** START Dataset records **

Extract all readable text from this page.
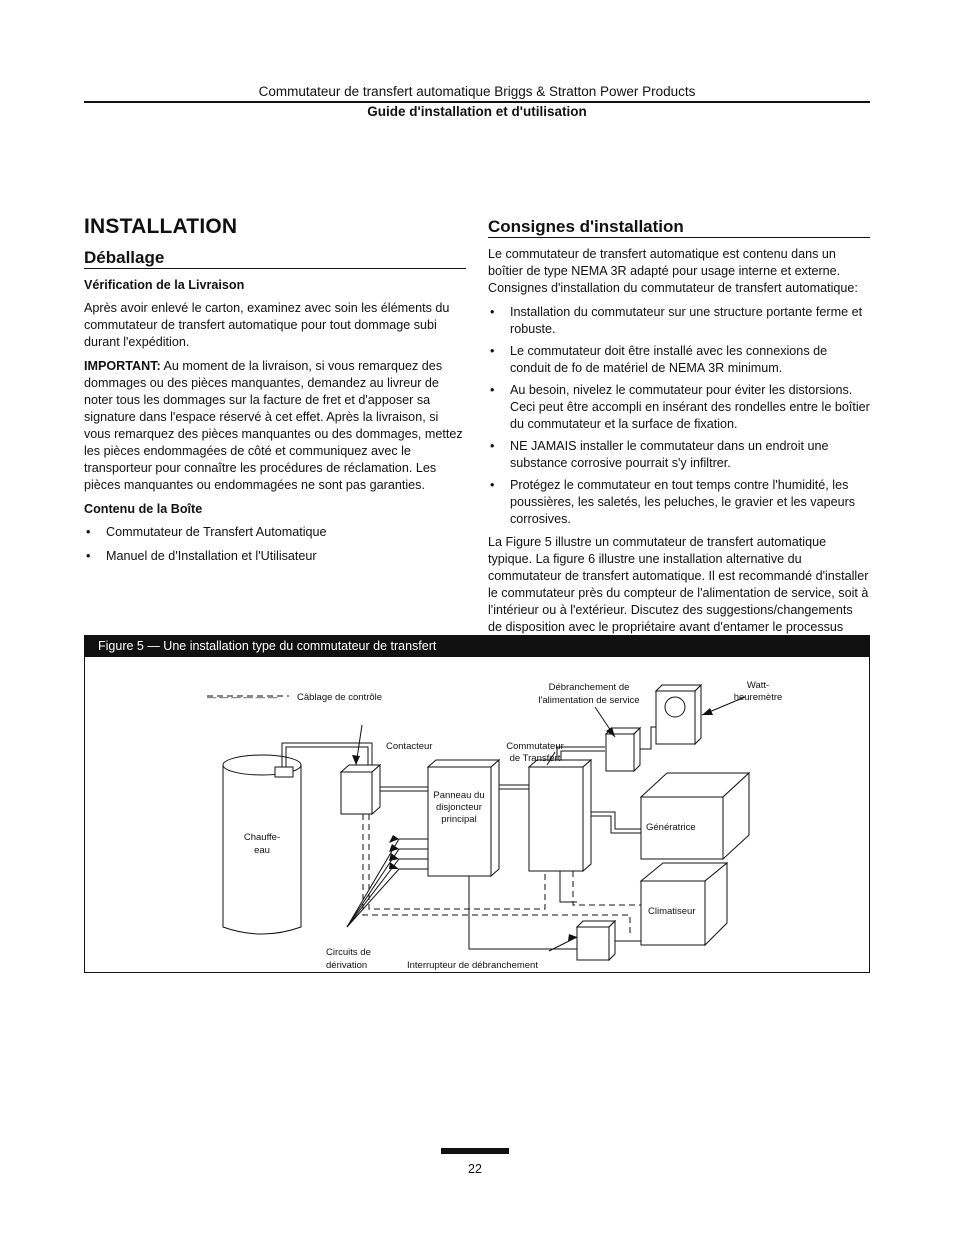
Commutateur de transfert automatique Briggs & Stratton Power Products
Guide d'installation et d'utilisation
INSTALLATION
Déballage
Vérification de la Livraison

Après avoir enlevé le carton, examinez avec soin les éléments du commutateur de transfert automatique pour tout dommage subi durant l'expédition.

IMPORTANT: Au moment de la livraison, si vous remarquez des dommages ou des pièces manquantes, demandez au livreur de noter tous les dommages sur la facture de fret et d'apposer sa signature dans l'espace réservé à cet effet. Après la livraison, si vous remarquez des pièces manquantes ou des dommages, mettez les pièces endommagées de côté et communiquez avec le transporteur pour connaître les procédures de réclamation. Les pièces manquantes ou endommagées ne sont pas garanties.

Contenu de la Boîte
• Commutateur de Transfert Automatique
• Manuel de d'Installation et l'Utilisateur
Consignes d'installation

Le commutateur de transfert automatique est contenu dans un boîtier de type NEMA 3R adapté pour usage interne et externe. Consignes d'installation du commutateur de transfert automatique:

• Installation du commutateur sur une structure portante ferme et robuste.
• Le commutateur doit être installé avec les connexions de conduit de fo de matériel de NEMA 3R minimum.
• Au besoin, nivelez le commutateur pour éviter les distorsions. Ceci peut être accompli en insérant des rondelles entre le boîtier du commutateur et la surface de fixation.
• NE JAMAIS installer le commutateur dans un endroit une substance corrosive pourrait s'y infiltrer.
• Protégez le commutateur en tout temps contre l'humidité, les poussières, les saletés, les peluches, le gravier et les vapeurs corrosives.

La Figure 5 illustre un commutateur de transfert automatique typique. La figure 6 illustre une installation alternative du commutateur de transfert automatique. Il est recommandé d'installer le commutateur près du compteur de l'alimentation de service, soit à l'intérieur ou à l'extérieur. Discutez des suggestions/changements de disposition avec le propriétaire avant d'entamer le processus

Figure 5 — Une installation type du commutateur de transfert
— — — — — — Câblage de contrôle
Contacteur	Commutateur
de Transfert
Débranchement de
l'alimentation de service
Watt-
heuremètre
Panneau du
disjoncteur
principal
Chauffe-
eau
Génératrice
Climatiseur
Circuits de
dérivation	Interrupteur de débranchement
22
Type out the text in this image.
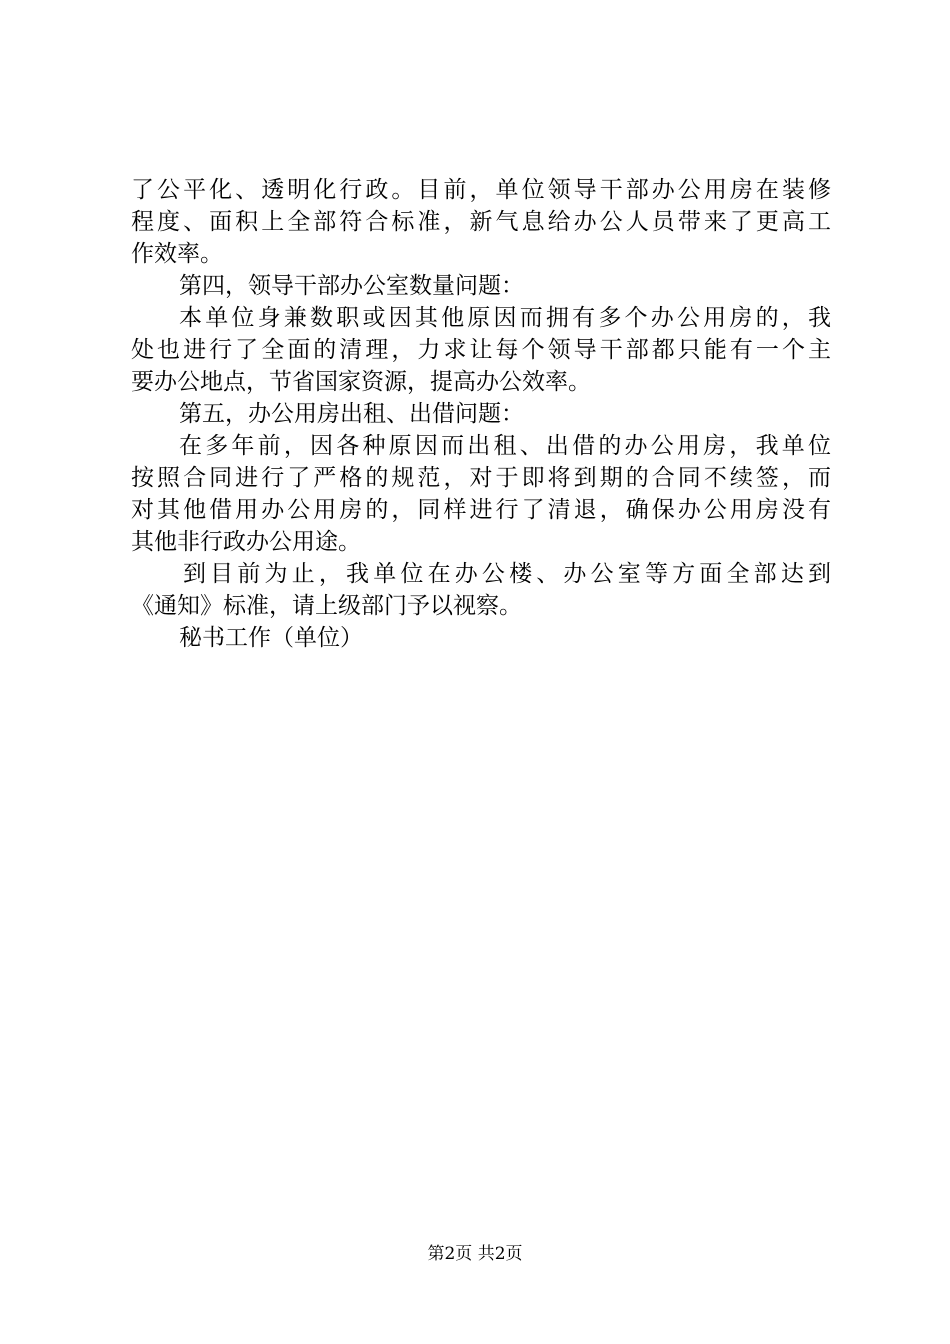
了公平化、透明化行政。目前，单位领导干部办公用房在装修
程度、面积上全部符合标准，新气息给办公人员带来了更高工
作效率。
第四，领导干部办公室数量问题：
本单位身兼数职或因其他原因而拥有多个办公用房的，我
处也进行了全面的清理，力求让每个领导干部都只能有一个主
要办公地点，节省国家资源，提高办公效率。
第五，办公用房出租、出借问题：
在多年前，因各种原因而出租、出借的办公用房，我单位
按照合同进行了严格的规范，对于即将到期的合同不续签，而
对其他借用办公用房的，同样进行了清退，确保办公用房没有
其他非行政办公用途。
到目前为止，我单位在办公楼、办公室等方面全部达到
《通知》标准，请上级部门予以视察。
秘书工作（单位）
第2页 共2页
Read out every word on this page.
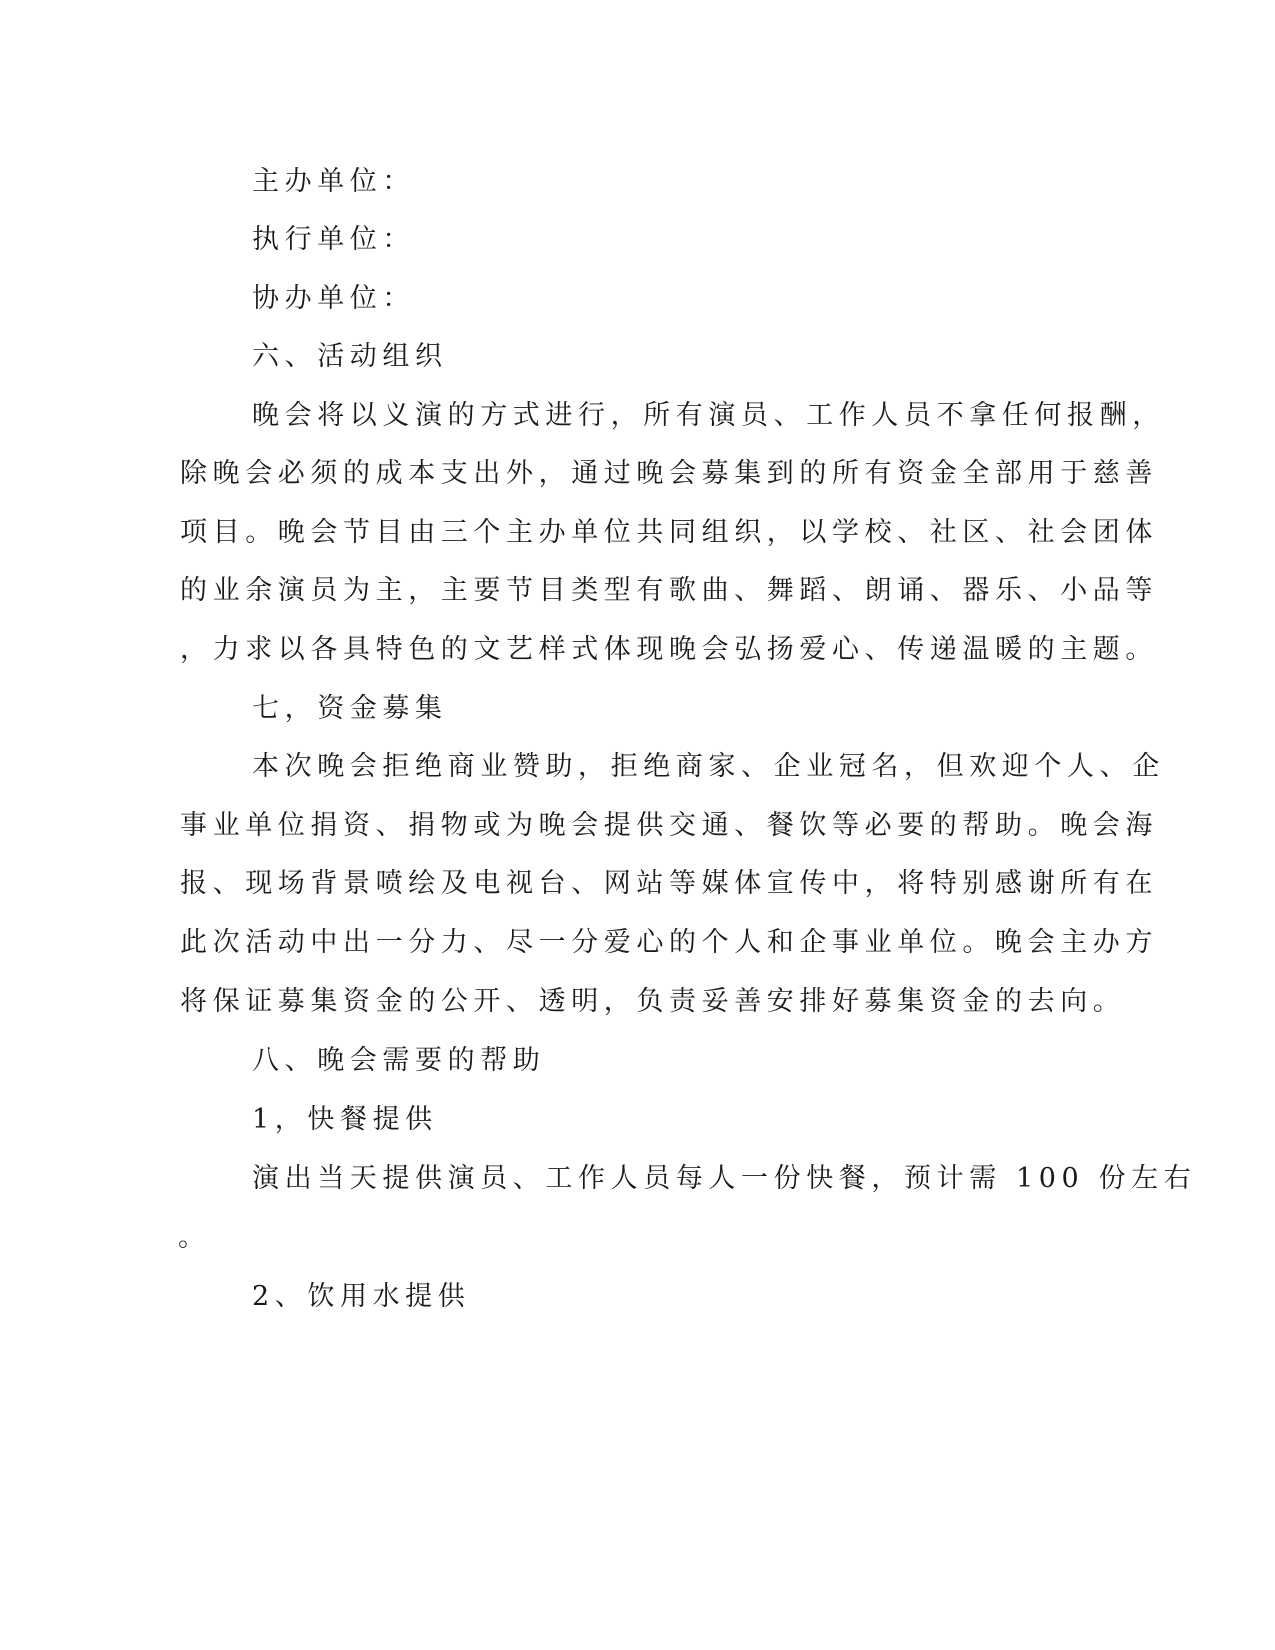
主办单位：
执行单位：
协办单位：
六、活动组织
晚会将以义演的方式进行，所有演员、工作人员不拿任何报酬，
除晚会必须的成本支出外，通过晚会募集到的所有资金全部用于慈善
项目。晚会节目由三个主办单位共同组织，以学校、社区、社会团体
的业余演员为主，主要节目类型有歌曲、舞蹈、朗诵、器乐、小品等
，力求以各具特色的文艺样式体现晚会弘扬爱心、传递温暖的主题。
七，资金募集
本次晚会拒绝商业赞助，拒绝商家、企业冠名，但欢迎个人、企
事业单位捐资、捐物或为晚会提供交通、餐饮等必要的帮助。晚会海
报、现场背景喷绘及电视台、网站等媒体宣传中，将特别感谢所有在
此次活动中出一分力、尽一分爱心的个人和企事业单位。晚会主办方
将保证募集资金的公开、透明，负责妥善安排好募集资金的去向。
八、晚会需要的帮助
1，快餐提供
演出当天提供演员、工作人员每人一份快餐，预计需 100 份左右
。
2、饮用水提供
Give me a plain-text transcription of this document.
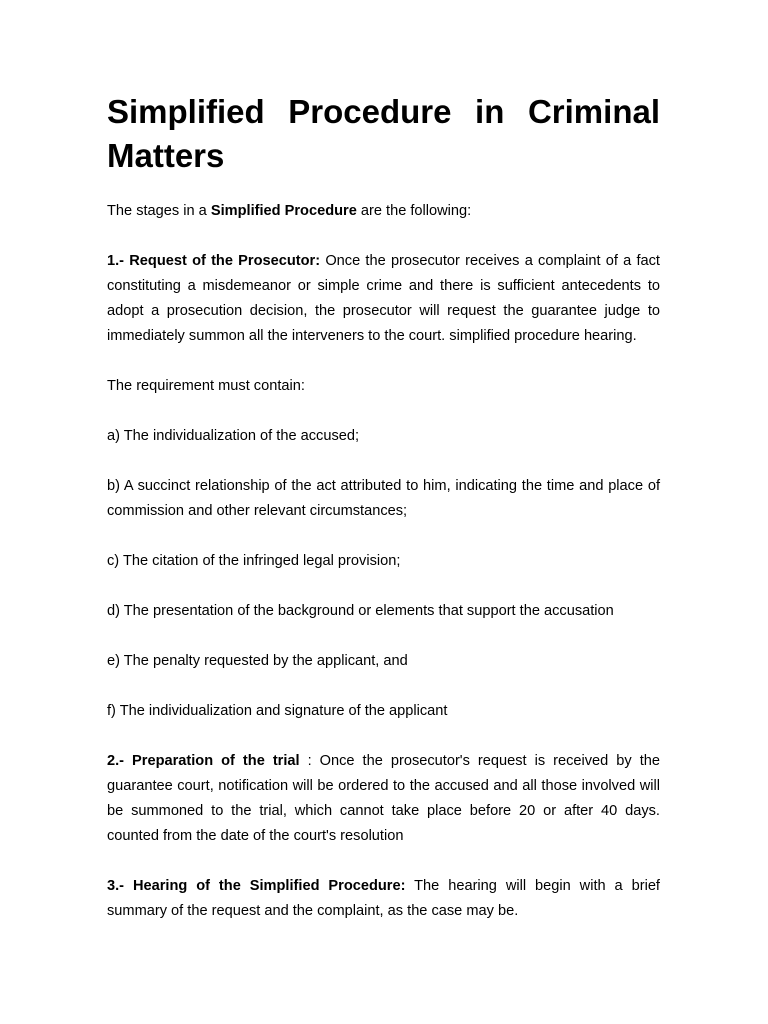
Simplified Procedure in Criminal Matters

The stages in a Simplified Procedure are the following:

1.- Request of the Prosecutor: Once the prosecutor receives a complaint of a fact constituting a misdemeanor or simple crime and there is sufficient antecedents to adopt a prosecution decision, the prosecutor will request the guarantee judge to immediately summon all the interveners to the court. simplified procedure hearing.

The requirement must contain:

a) The individualization of the accused;

b) A succinct relationship of the act attributed to him, indicating the time and place of commission and other relevant circumstances;

c) The citation of the infringed legal provision;

d) The presentation of the background or elements that support the accusation

e) The penalty requested by the applicant, and

f) The individualization and signature of the applicant

2.- Preparation of the trial : Once the prosecutor's request is received by the guarantee court, notification will be ordered to the accused and all those involved will be summoned to the trial, which cannot take place before 20 or after 40 days. counted from the date of the court's resolution

3.- Hearing of the Simplified Procedure: The hearing will begin with a brief summary of the request and the complaint, as the case may be.
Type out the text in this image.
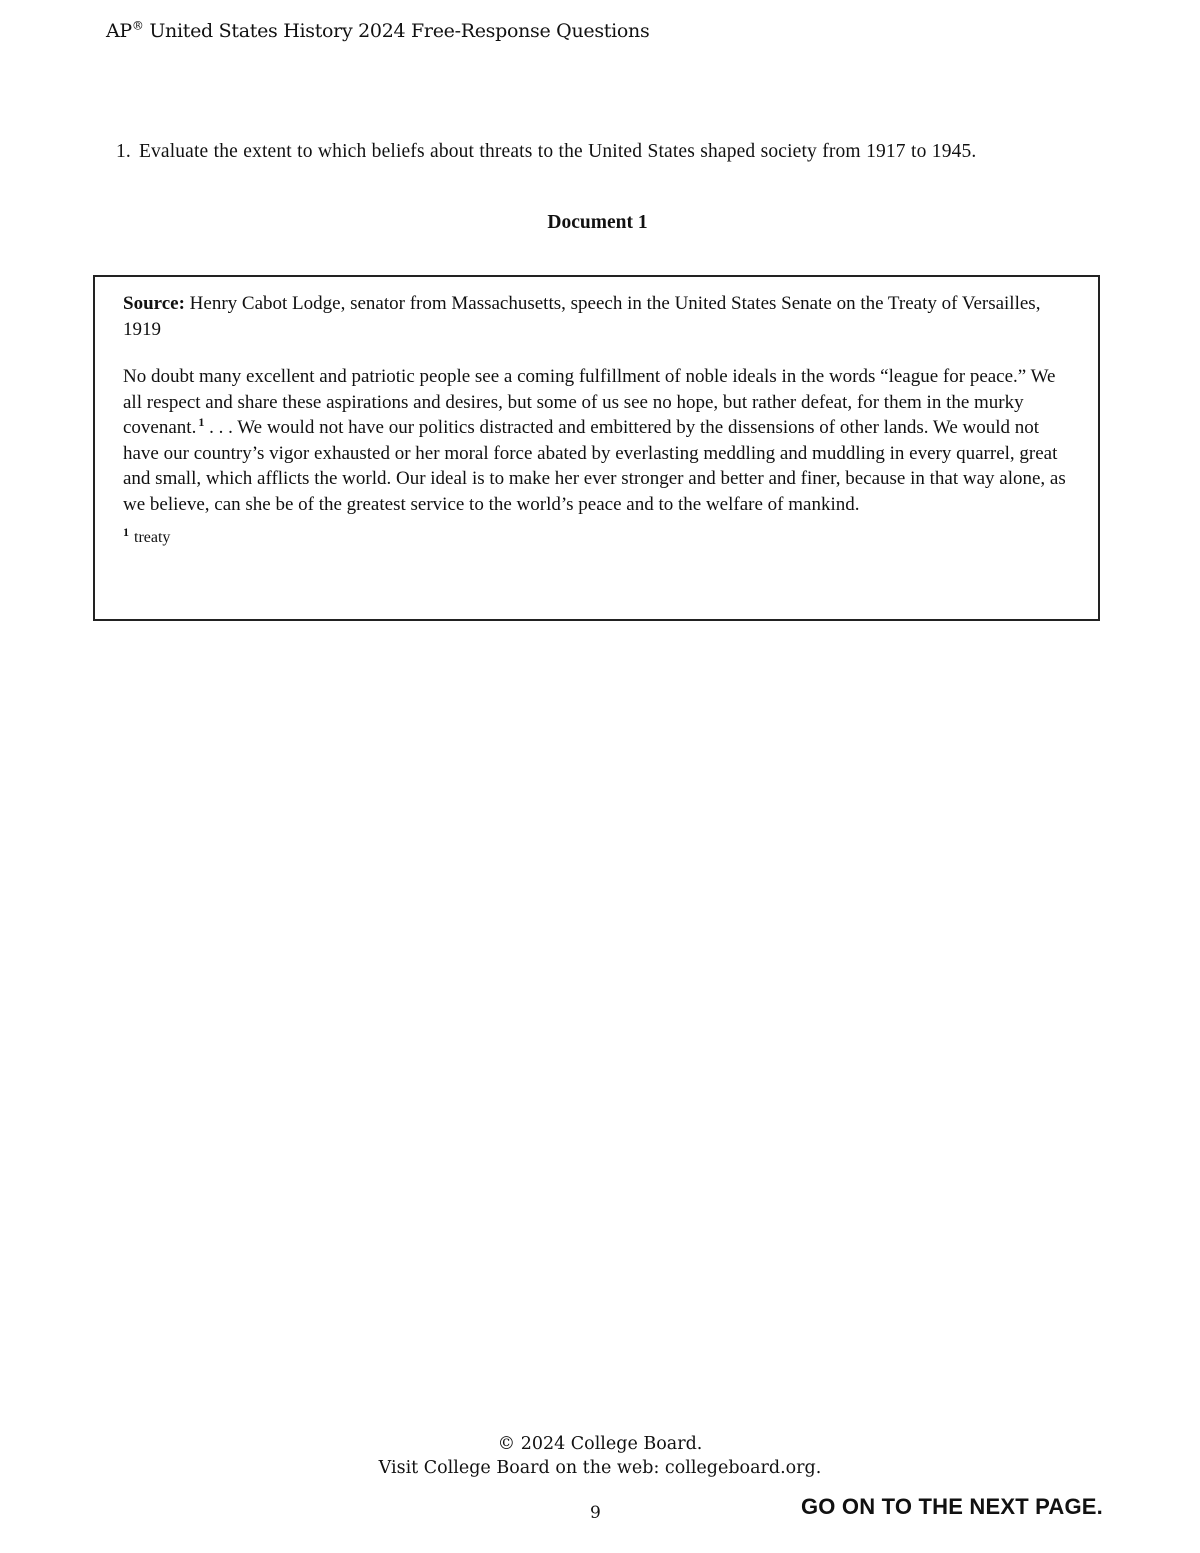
AP® United States History 2024 Free-Response Questions
1. Evaluate the extent to which beliefs about threats to the United States shaped society from 1917 to 1945.
Document 1

Source: Henry Cabot Lodge, senator from Massachusetts, speech in the United States Senate on the Treaty of Versailles, 1919

No doubt many excellent and patriotic people see a coming fulfillment of noble ideals in the words “league for peace.” We all respect and share these aspirations and desires, but some of us see no hope, but rather defeat, for them in the murky covenant. $^1$ . . . We would not have our politics distracted and embittered by the dissensions of other lands. We would not have our country’s vigor exhausted or her moral force abated by everlasting meddling and muddling in every quarrel, great and small, which afflicts the world. Our ideal is to make her ever stronger and better and finer, because in that way alone, as we believe, can she be of the greatest service to the world’s peace and to the welfare of mankind.

$^1$ treaty

© 2024 College Board.
Visit College Board on the web: collegeboard.org.
9	GO ON TO THE NEXT PAGE.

** END Dataset records **

== Work required ==
Pull out every line of the records above that contains the word "accused".

== Result of this exercise ==
a) The individualization of the accused;
2.- Preparation of the trial : Once the prosecutor's request is received by the guarantee court, notification will be ordered to the accused and all those involved will be summoned to the trial, which cannot take place before 20 or after 40 days. counted from the date of the court's resolution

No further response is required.